[START OF GIVEN ENTRIES]

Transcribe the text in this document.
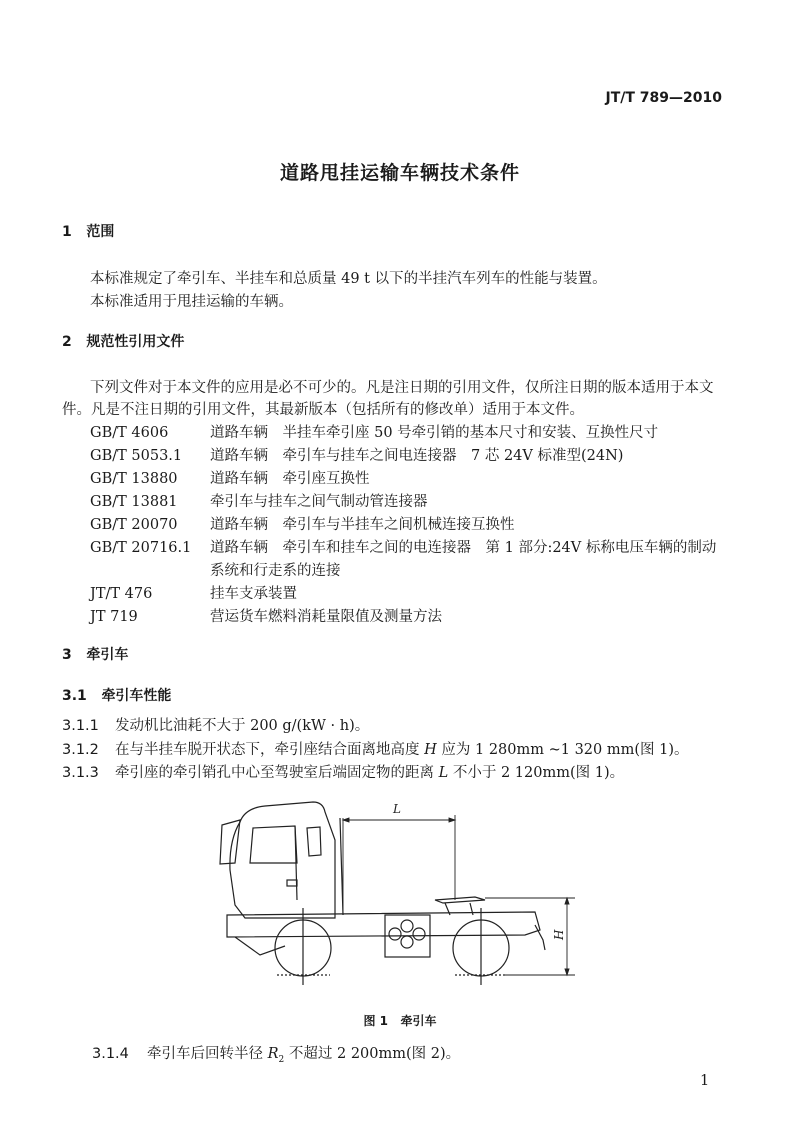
JT/T 789—2010
道路甩挂运输车辆技术条件
1 范围
本标准规定了牵引车、半挂车和总质量 49 t 以下的半挂汽车列车的性能与装置。
本标准适用于甩挂运输的车辆。
2 规范性引用文件
下列文件对于本文件的应用是必不可少的。凡是注日期的引用文件，仅所注日期的版本适用于本文
件。凡是不注日期的引用文件，其最新版本（包括所有的修改单）适用于本文件。
GB/T 4606	道路车辆　半挂车牵引座 50 号牵引销的基本尺寸和安装、互换性尺寸
GB/T 5053.1 道路车辆　牵引车与挂车之间电连接器　7 芯 24V 标准型(24N)
GB/T 13880 道路车辆　牵引座互换性
GB/T 13881 牵引车与挂车之间气制动管连接器
GB/T 20070 道路车辆　牵引车与半挂车之间机械连接互换性
GB/T 20716.1 道路车辆　牵引车和挂车之间的电连接器　第 1 部分:24V 标称电压车辆的制动
系统和行走系的连接
JT/T 476	挂车支承装置
JT 719	营运货车燃料消耗量限值及测量方法
3 牵引车
3.1 牵引车性能
3.1.1 发动机比油耗不大于 200 g/(kW · h)。
3.1.2 在与半挂车脱开状态下，牵引座结合面离地高度 H 应为 1 280mm ~1 320 mm(图 1)。
3.1.3 牵引座的牵引销孔中心至驾驶室后端固定物的距离 L 不小于 2 120mm(图 1)。
L
H
图 1 牵引车
3.1.4 牵引车后回转半径 $R_2$ 不超过 2 200mm(图 2)。
1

[END OF GIVEN ENTRIES]

▶ YOUR GOAL
Print each entry shown above with exact wording and no pictures.

▶ SOLUTION TO THIS TASK
Transcribe the text in this document.
JT/T 789—2010
道路甩挂运输车辆技术条件
1 范围
本标准规定了牵引车、半挂车和总质量 49 t 以下的半挂汽车列车的性能与装置。
本标准适用于甩挂运输的车辆。
2 规范性引用文件
下列文件对于本文件的应用是必不可少的。凡是注日期的引用文件，仅所注日期的版本适用于本文
件。凡是不注日期的引用文件，其最新版本（包括所有的修改单）适用于本文件。
GB/T 4606	道路车辆　半挂车牵引座 50 号牵引销的基本尺寸和安装、互换性尺寸
GB/T 5053.1 道路车辆　牵引车与挂车之间电连接器　7 芯 24V 标准型(24N)
GB/T 13880 道路车辆　牵引座互换性
GB/T 13881 牵引车与挂车之间气制动管连接器
GB/T 20070 道路车辆　牵引车与半挂车之间机械连接互换性
GB/T 20716.1 道路车辆　牵引车和挂车之间的电连接器　第 1 部分:24V 标称电压车辆的制动
系统和行走系的连接
JT/T 476	挂车支承装置
JT 719	营运货车燃料消耗量限值及测量方法
3 牵引车
3.1 牵引车性能
3.1.1 发动机比油耗不大于 200 g/(kW · h)。
3.1.2 在与半挂车脱开状态下，牵引座结合面离地高度 H 应为 1 280mm ~1 320 mm(图 1)。
3.1.3 牵引座的牵引销孔中心至驾驶室后端固定物的距离 L 不小于 2 120mm(图 1)。
L
H
图 1 牵引车
3.1.4 牵引车后回转半径 $R_2$ 不超过 2 200mm(图 2)。
1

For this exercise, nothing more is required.